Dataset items

>>>>

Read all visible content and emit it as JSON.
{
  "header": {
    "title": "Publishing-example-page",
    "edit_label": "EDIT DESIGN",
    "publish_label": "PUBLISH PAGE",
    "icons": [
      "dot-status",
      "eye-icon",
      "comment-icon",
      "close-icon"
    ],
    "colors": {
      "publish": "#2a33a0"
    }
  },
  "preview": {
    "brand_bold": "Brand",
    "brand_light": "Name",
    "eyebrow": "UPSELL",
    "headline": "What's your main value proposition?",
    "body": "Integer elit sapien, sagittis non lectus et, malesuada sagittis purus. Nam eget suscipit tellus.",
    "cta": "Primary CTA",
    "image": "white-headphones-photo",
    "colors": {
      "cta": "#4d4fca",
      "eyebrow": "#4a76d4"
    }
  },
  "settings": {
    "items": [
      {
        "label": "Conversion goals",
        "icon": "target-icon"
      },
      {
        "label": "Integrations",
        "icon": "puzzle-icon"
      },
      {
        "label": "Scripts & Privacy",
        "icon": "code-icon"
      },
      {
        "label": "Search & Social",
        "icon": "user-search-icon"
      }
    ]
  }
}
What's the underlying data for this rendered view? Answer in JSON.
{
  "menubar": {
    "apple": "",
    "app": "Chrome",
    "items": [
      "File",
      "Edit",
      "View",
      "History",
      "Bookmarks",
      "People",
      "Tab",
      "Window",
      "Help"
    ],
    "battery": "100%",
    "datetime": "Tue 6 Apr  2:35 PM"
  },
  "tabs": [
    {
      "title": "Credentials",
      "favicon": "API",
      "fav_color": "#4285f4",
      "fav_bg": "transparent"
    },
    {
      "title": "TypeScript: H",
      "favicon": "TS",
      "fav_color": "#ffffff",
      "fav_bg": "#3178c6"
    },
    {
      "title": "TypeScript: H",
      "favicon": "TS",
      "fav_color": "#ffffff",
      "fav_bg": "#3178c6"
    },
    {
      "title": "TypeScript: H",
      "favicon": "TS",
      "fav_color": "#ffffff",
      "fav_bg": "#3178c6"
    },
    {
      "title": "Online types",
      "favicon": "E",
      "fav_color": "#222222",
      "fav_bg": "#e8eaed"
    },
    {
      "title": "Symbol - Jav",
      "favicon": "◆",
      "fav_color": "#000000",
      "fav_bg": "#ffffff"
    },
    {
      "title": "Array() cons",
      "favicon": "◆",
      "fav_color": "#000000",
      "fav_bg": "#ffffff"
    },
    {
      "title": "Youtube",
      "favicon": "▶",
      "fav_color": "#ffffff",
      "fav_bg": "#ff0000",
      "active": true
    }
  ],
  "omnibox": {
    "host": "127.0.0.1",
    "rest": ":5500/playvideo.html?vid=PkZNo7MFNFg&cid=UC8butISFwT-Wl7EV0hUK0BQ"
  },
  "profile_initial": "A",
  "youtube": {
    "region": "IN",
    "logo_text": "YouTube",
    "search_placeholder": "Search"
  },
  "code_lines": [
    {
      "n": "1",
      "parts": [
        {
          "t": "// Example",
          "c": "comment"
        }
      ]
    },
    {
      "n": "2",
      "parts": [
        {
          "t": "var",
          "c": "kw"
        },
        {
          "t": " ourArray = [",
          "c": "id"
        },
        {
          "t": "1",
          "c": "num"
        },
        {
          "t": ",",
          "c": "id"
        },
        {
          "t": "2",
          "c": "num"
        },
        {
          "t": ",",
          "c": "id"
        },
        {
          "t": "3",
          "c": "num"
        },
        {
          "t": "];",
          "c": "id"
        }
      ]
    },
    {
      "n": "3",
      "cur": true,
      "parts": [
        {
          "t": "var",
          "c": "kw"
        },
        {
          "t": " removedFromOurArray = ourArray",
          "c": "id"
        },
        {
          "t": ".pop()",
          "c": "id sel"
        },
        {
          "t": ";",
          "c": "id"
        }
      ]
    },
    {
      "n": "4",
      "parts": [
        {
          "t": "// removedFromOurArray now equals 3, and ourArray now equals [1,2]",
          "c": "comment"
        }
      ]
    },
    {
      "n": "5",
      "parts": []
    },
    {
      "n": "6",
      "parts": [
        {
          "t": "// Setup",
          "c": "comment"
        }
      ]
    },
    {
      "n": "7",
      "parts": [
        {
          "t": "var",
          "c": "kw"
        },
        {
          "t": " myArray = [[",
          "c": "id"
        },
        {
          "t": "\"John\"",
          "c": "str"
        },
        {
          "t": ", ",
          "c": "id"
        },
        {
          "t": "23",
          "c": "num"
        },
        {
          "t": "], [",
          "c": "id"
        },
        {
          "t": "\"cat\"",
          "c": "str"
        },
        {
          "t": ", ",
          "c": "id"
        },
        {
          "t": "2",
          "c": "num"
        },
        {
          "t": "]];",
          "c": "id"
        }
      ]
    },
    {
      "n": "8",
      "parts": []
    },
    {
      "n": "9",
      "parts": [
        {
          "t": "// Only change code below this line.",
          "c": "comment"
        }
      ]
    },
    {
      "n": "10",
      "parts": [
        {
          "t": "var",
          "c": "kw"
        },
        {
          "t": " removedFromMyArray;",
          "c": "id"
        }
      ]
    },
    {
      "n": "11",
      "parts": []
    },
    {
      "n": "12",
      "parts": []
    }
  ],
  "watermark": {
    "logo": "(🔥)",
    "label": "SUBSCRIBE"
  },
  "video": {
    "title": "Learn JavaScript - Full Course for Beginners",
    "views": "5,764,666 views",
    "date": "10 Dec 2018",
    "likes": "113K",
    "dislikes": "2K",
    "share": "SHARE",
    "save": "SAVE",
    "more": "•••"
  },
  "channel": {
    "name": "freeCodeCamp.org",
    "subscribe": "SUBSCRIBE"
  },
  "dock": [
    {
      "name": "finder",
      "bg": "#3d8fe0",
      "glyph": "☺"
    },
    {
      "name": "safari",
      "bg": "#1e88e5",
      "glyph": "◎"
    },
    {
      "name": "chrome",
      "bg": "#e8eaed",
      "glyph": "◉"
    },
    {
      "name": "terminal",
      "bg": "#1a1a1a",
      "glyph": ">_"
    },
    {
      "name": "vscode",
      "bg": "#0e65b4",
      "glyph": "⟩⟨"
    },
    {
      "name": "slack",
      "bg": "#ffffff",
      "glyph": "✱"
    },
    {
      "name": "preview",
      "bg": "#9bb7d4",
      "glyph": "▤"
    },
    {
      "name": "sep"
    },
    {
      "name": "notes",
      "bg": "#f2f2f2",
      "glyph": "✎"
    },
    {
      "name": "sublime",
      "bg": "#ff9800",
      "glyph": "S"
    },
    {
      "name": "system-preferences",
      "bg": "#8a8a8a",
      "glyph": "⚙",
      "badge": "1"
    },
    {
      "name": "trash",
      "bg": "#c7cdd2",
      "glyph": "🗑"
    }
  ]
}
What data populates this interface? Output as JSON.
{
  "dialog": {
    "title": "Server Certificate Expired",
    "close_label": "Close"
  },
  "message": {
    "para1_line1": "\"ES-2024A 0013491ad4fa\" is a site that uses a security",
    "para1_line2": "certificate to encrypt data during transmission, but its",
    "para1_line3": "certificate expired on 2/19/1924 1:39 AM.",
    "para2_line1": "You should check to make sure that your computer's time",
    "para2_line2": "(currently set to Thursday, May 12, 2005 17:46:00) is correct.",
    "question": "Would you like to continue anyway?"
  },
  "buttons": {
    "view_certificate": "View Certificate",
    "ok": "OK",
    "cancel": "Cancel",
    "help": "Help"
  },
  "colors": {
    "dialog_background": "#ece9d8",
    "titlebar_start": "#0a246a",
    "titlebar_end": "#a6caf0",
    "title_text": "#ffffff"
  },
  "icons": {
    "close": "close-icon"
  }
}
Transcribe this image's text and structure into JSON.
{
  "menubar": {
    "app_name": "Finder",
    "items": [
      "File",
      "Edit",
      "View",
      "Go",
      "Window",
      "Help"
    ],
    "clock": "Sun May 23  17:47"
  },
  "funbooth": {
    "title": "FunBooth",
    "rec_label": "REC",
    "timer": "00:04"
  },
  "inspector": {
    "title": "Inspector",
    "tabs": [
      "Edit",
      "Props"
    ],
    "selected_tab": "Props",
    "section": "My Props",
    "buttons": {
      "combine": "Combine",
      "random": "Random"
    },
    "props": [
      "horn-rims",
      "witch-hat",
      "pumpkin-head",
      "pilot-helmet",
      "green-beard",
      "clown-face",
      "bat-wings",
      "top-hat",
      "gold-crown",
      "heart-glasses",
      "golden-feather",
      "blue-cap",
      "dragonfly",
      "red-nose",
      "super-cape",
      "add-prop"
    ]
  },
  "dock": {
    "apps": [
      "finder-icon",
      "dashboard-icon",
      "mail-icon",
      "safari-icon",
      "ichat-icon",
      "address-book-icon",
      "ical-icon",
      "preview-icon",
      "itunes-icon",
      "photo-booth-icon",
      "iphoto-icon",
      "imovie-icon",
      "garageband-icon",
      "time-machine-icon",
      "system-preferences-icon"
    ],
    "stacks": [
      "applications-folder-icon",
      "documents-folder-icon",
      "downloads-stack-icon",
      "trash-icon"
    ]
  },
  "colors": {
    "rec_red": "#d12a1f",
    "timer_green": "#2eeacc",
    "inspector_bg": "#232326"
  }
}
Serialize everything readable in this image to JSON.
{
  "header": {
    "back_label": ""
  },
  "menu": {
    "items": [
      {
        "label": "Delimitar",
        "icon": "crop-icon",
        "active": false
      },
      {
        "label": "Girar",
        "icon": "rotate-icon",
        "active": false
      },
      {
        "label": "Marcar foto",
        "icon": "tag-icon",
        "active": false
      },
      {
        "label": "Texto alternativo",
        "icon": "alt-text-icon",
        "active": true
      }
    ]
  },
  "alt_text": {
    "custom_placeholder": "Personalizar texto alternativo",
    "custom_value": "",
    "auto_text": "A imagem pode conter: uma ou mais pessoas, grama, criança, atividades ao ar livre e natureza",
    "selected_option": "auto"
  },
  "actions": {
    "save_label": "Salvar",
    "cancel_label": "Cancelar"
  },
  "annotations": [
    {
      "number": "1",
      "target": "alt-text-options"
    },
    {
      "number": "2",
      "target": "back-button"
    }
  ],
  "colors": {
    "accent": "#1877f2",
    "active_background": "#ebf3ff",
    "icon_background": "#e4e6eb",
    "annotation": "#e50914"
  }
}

<<<<

◆ Instructions for the task ◆
Filter the records above for lines containing the word "glyph", and copy those lines.

◆ Solution to this exercise ◆
      "glyph": "☺"
      "glyph": "◎"
      "glyph": "◉"
      "glyph": ">_"
      "glyph": "⟩⟨"
      "glyph": "✱"
      "glyph": "▤"
      "glyph": "✎"
      "glyph": "S"
      "glyph": "⚙",
      "glyph": "🗑"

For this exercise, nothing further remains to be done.